What the task asks: Can you quote exactly the stretch of lines from the one with "Transcribe the text in this document." through the final line of the material, both ends included?

[Data entries]

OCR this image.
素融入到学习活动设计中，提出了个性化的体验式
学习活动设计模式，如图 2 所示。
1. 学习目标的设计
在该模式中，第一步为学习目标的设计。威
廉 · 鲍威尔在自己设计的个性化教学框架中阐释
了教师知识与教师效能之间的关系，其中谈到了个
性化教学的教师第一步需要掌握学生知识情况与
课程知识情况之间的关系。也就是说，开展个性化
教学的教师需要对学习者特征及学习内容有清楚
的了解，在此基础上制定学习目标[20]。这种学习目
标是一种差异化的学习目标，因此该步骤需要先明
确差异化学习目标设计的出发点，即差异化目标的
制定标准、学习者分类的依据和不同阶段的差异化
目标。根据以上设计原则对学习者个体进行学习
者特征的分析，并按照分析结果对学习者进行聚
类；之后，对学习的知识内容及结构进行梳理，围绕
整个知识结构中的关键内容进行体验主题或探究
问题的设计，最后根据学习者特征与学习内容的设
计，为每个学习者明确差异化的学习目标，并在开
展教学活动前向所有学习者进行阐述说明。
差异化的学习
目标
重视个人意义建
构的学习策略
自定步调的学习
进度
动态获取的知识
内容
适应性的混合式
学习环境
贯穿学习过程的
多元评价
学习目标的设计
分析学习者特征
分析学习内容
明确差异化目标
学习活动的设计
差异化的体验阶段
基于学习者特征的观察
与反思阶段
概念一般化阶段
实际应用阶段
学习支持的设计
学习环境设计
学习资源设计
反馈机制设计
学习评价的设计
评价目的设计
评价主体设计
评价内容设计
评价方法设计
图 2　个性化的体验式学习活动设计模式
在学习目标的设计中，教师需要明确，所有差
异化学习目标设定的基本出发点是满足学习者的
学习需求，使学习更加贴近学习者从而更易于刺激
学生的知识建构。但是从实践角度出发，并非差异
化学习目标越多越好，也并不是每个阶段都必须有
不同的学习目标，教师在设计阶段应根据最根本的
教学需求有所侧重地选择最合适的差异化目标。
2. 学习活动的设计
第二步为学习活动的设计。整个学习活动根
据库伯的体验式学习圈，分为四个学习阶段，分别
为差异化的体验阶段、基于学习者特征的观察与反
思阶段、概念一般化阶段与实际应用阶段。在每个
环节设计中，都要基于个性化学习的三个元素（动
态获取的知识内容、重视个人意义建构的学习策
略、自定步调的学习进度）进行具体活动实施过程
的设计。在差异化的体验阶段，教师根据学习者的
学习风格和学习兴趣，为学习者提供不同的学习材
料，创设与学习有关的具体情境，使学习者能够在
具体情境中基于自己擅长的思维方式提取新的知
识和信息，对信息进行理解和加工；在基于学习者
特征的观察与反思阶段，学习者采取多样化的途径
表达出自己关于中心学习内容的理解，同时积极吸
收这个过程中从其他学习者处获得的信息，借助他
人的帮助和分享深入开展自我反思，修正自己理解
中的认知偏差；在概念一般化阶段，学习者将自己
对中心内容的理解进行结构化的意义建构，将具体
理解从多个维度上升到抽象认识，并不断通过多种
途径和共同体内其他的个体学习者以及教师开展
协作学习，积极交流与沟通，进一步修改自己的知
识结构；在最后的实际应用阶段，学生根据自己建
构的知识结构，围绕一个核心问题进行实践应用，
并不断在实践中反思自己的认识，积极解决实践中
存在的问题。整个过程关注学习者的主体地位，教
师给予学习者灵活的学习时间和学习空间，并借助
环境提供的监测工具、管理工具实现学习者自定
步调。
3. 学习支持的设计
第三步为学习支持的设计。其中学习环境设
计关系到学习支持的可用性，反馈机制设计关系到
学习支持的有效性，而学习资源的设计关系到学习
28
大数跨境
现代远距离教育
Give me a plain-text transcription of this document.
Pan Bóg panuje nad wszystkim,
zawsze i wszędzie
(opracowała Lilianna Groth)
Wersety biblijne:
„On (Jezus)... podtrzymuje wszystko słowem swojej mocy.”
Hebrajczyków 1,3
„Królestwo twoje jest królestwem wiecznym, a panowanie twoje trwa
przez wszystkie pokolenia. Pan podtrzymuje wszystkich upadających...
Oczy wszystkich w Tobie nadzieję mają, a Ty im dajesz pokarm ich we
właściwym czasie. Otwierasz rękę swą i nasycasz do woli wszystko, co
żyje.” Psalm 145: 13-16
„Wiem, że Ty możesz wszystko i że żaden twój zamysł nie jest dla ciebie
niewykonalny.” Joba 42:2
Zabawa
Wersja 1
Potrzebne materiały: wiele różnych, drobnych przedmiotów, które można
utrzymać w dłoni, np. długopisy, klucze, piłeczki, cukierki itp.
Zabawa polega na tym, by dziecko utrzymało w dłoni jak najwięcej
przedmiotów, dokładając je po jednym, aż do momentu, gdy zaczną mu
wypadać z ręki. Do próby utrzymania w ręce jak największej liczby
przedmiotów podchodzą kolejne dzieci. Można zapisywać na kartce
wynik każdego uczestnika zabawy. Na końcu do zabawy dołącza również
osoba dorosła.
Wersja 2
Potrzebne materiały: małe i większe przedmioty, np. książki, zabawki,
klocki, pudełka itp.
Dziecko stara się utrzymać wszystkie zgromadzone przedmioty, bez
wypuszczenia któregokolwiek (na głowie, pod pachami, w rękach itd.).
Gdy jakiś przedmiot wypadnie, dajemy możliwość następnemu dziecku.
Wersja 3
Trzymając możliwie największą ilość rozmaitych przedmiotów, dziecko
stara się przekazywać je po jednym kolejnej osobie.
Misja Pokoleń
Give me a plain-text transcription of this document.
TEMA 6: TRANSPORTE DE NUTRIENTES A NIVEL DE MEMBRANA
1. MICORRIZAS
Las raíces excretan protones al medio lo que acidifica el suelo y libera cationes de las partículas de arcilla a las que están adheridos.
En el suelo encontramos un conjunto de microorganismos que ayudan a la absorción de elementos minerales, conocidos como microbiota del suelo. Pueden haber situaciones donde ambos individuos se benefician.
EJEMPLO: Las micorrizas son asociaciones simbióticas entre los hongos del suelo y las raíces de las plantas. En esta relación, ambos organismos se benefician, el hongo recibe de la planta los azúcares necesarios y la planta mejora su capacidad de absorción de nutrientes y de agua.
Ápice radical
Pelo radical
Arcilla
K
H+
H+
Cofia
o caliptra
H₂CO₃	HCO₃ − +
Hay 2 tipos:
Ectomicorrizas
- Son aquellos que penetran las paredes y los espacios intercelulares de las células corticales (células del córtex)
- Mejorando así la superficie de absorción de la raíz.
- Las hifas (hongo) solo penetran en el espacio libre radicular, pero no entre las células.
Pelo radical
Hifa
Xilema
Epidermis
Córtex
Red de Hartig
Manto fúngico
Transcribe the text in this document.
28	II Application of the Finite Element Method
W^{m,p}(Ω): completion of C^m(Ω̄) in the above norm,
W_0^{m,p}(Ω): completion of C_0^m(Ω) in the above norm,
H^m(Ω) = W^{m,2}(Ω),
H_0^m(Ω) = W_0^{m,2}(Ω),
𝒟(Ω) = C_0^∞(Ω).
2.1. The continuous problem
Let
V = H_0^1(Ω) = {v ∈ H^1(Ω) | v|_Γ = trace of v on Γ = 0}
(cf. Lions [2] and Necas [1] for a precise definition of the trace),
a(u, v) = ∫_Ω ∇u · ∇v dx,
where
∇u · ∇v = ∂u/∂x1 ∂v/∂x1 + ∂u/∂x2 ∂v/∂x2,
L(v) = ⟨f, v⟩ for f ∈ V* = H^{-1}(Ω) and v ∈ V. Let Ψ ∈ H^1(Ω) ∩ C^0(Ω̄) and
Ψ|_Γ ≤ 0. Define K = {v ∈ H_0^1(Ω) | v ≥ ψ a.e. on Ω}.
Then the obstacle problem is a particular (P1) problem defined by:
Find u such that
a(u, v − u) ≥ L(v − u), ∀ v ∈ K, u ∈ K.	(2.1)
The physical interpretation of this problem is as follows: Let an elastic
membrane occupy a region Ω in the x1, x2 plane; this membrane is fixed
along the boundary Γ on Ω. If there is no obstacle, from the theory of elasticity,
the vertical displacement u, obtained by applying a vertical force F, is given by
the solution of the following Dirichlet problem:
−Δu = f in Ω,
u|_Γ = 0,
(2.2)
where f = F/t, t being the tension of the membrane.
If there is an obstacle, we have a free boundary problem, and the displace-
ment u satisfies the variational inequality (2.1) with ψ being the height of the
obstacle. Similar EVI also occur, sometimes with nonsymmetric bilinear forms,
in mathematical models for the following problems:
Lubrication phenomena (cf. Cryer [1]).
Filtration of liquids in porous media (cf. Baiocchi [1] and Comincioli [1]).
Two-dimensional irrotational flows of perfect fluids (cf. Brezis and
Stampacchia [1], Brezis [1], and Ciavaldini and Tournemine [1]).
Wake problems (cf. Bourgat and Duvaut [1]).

Response to the task:
Transcribe the text in this document.
28	II Application of the Finite Element Method
W^{m,p}(Ω): completion of C^m(Ω̄) in the above norm,
W_0^{m,p}(Ω): completion of C_0^m(Ω) in the above norm,
H^m(Ω) = W^{m,2}(Ω),
H_0^m(Ω) = W_0^{m,2}(Ω),
𝒟(Ω) = C_0^∞(Ω).
2.1. The continuous problem
Let
V = H_0^1(Ω) = {v ∈ H^1(Ω) | v|_Γ = trace of v on Γ = 0}
(cf. Lions [2] and Necas [1] for a precise definition of the trace),
a(u, v) = ∫_Ω ∇u · ∇v dx,
where
∇u · ∇v = ∂u/∂x1 ∂v/∂x1 + ∂u/∂x2 ∂v/∂x2,
L(v) = ⟨f, v⟩ for f ∈ V* = H^{-1}(Ω) and v ∈ V. Let Ψ ∈ H^1(Ω) ∩ C^0(Ω̄) and
Ψ|_Γ ≤ 0. Define K = {v ∈ H_0^1(Ω) | v ≥ ψ a.e. on Ω}.
Then the obstacle problem is a particular (P1) problem defined by:
Find u such that
a(u, v − u) ≥ L(v − u), ∀ v ∈ K, u ∈ K.	(2.1)
The physical interpretation of this problem is as follows: Let an elastic
membrane occupy a region Ω in the x1, x2 plane; this membrane is fixed
along the boundary Γ on Ω. If there is no obstacle, from the theory of elasticity,
the vertical displacement u, obtained by applying a vertical force F, is given by
the solution of the following Dirichlet problem:
−Δu = f in Ω,
u|_Γ = 0,
(2.2)
where f = F/t, t being the tension of the membrane.
If there is an obstacle, we have a free boundary problem, and the displace-
ment u satisfies the variational inequality (2.1) with ψ being the height of the
obstacle. Similar EVI also occur, sometimes with nonsymmetric bilinear forms,
in mathematical models for the following problems:
Lubrication phenomena (cf. Cryer [1]).
Filtration of liquids in porous media (cf. Baiocchi [1] and Comincioli [1]).
Two-dimensional irrotational flows of perfect fluids (cf. Brezis and
Stampacchia [1], Brezis [1], and Ciavaldini and Tournemine [1]).
Wake problems (cf. Bourgat and Duvaut [1]).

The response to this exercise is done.